■ **Selected extract**:
An STE for a parameter variable needs to keep track of where that
parameter will be stored on the stack and how to access that parameter
during code generation.
We will discuss various design issues related to the symbol table in class.
- Create an AST visitor that builds the symbol table. In other words,
this visitor over the AST will insert method symbols into the symbol table and
associate a type signature and formal parameter variable names with each
method symbol.
- Modify the CheckTypes visitor so it checks that method call
arguments match the formal parameter types in the method signature.
Submitting the Assignment
Report and Evaluation of Partner Work
The partner joint and separate reports will be worth 10% of the programming
assignment grade for those of you working with a partner.
- (joint) For each of PA4 through PA6, write a planning paragraph and
timeline together and submit with your assignment.
- Who is going to do what? The plan and the reality.
- How is the testing going to be done? What actually happened.
- Timeline for finishing portions of assignment.
- Meeting schedule.
- (separate) Email cs453@cs.colostate.edu for each of PA4 through PA6
an assessment of the partner work by the deadline of the assignment.
The assessment should be approximately 1/2 a page with information about
the following:
- What are some organizational strategies that you and your
partner are using that are working well?
- Specifically how did you and your partner divide the work?
(e.g., I wrote the type checker for the following set of grammar
rules...).
- How could the division of work between the partners
be improved?
- How could the interaction between the partners be
improved?

■ **Supplied material**:
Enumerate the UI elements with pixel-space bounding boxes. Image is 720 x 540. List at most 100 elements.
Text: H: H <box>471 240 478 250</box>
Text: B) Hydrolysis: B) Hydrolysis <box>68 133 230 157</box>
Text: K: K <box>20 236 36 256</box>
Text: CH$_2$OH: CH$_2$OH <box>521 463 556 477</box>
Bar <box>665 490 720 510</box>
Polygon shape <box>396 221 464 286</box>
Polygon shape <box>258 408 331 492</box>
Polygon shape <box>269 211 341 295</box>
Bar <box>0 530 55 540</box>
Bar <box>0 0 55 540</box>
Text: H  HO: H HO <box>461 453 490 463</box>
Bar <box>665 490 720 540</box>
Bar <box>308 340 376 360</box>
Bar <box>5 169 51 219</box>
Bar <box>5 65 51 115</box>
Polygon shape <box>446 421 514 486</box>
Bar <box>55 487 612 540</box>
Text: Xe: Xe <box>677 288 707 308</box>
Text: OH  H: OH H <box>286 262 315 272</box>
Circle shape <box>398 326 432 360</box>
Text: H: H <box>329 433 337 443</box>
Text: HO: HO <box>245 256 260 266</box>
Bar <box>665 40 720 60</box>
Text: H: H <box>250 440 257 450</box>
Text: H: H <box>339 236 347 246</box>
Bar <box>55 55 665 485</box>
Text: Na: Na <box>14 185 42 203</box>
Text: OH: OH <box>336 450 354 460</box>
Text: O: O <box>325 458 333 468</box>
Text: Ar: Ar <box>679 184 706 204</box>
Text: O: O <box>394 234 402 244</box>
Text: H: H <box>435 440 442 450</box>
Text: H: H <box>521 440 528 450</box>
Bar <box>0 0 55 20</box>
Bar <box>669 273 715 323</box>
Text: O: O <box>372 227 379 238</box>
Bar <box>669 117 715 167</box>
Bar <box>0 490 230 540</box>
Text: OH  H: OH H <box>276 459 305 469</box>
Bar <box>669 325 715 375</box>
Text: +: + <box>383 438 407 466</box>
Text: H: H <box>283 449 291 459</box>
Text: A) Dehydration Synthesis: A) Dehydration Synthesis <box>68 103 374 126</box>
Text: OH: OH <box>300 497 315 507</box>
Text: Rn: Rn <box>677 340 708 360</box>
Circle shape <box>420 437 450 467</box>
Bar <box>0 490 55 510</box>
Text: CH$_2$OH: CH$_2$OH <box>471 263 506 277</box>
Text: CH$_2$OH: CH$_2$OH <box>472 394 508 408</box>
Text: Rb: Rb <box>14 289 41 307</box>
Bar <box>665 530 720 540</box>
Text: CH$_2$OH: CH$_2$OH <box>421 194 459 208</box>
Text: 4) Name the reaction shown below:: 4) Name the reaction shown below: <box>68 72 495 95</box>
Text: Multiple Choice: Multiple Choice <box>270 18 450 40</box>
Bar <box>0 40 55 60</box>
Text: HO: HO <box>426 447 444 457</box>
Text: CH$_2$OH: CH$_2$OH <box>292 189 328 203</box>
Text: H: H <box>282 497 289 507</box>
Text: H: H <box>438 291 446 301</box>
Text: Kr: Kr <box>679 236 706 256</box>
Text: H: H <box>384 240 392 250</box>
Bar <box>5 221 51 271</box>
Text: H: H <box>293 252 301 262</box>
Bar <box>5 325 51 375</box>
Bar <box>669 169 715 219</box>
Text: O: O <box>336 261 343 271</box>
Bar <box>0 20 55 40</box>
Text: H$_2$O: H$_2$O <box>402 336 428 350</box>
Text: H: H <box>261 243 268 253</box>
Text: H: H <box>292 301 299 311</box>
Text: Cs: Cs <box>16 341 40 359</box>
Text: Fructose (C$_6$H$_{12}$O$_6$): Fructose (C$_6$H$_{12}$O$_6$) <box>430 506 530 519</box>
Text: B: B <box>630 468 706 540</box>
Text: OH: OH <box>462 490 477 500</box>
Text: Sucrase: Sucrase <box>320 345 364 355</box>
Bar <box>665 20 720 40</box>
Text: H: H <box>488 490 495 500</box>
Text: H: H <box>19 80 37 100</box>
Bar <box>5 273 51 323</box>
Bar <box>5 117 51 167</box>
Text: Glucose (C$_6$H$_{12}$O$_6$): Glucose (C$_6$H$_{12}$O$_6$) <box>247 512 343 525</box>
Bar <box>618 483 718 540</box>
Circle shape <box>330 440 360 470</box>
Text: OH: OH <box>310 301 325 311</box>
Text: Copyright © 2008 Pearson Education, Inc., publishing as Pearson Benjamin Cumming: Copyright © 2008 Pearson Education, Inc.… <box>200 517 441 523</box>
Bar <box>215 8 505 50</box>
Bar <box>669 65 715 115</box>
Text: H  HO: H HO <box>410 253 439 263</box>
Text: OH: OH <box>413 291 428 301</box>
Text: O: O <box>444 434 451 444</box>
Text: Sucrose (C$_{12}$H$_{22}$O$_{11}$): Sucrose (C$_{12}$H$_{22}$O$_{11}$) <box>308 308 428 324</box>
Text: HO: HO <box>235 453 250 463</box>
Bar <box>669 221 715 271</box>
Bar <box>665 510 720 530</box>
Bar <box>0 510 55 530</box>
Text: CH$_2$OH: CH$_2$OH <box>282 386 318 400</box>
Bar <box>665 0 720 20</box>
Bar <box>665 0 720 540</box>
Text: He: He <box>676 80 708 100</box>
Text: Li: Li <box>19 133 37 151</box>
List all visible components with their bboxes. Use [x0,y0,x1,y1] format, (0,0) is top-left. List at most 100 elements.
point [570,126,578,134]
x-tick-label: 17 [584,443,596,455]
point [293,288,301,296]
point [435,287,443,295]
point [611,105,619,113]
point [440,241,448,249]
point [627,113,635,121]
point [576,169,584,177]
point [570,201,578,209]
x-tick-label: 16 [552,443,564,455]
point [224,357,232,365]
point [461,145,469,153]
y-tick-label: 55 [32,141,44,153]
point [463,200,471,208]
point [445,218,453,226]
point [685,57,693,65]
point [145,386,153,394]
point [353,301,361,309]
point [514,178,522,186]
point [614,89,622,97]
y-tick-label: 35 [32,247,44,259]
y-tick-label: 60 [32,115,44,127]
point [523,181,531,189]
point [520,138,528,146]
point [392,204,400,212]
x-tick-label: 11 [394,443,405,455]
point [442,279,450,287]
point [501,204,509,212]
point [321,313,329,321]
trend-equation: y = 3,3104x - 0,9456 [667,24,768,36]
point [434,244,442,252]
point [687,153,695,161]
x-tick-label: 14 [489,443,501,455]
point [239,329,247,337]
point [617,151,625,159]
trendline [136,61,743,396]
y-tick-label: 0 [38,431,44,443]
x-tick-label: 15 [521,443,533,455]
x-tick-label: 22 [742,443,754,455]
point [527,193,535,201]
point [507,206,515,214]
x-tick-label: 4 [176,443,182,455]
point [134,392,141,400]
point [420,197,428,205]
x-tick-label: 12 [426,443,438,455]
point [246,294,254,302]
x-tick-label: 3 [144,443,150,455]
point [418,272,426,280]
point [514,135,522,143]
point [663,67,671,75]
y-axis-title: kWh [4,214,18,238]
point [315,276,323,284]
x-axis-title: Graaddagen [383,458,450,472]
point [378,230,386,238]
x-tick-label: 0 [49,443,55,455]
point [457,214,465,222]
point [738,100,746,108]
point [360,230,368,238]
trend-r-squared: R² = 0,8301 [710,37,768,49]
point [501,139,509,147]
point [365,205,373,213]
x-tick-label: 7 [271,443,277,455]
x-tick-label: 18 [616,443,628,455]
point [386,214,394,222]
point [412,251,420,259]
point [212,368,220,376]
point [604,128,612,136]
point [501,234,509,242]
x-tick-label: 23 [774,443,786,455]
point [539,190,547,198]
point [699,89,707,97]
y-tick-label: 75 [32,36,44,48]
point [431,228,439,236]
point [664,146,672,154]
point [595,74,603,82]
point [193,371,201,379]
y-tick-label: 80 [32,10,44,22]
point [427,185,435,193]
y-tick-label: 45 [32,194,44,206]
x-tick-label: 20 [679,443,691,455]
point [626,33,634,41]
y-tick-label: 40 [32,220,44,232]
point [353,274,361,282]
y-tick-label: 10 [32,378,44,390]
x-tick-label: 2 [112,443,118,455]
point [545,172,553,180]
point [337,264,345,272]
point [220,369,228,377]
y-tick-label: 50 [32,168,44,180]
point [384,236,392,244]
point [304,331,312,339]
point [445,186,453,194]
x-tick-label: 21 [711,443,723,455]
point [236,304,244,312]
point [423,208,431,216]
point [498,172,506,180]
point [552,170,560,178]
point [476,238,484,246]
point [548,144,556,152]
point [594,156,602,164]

■ **Activity**:
Print out everything in the assignment text from "- (separate) Email" down to "are working well?", word for word.

■ **Reply to the task**:
- (separate) Email cs453@cs.colostate.edu for each of PA4 through PA6
an assessment of the partner work by the deadline of the assignment.
The assessment should be approximately 1/2 a page with information about
the following:
- What are some organizational strategies that you and your
partner are using that are working well?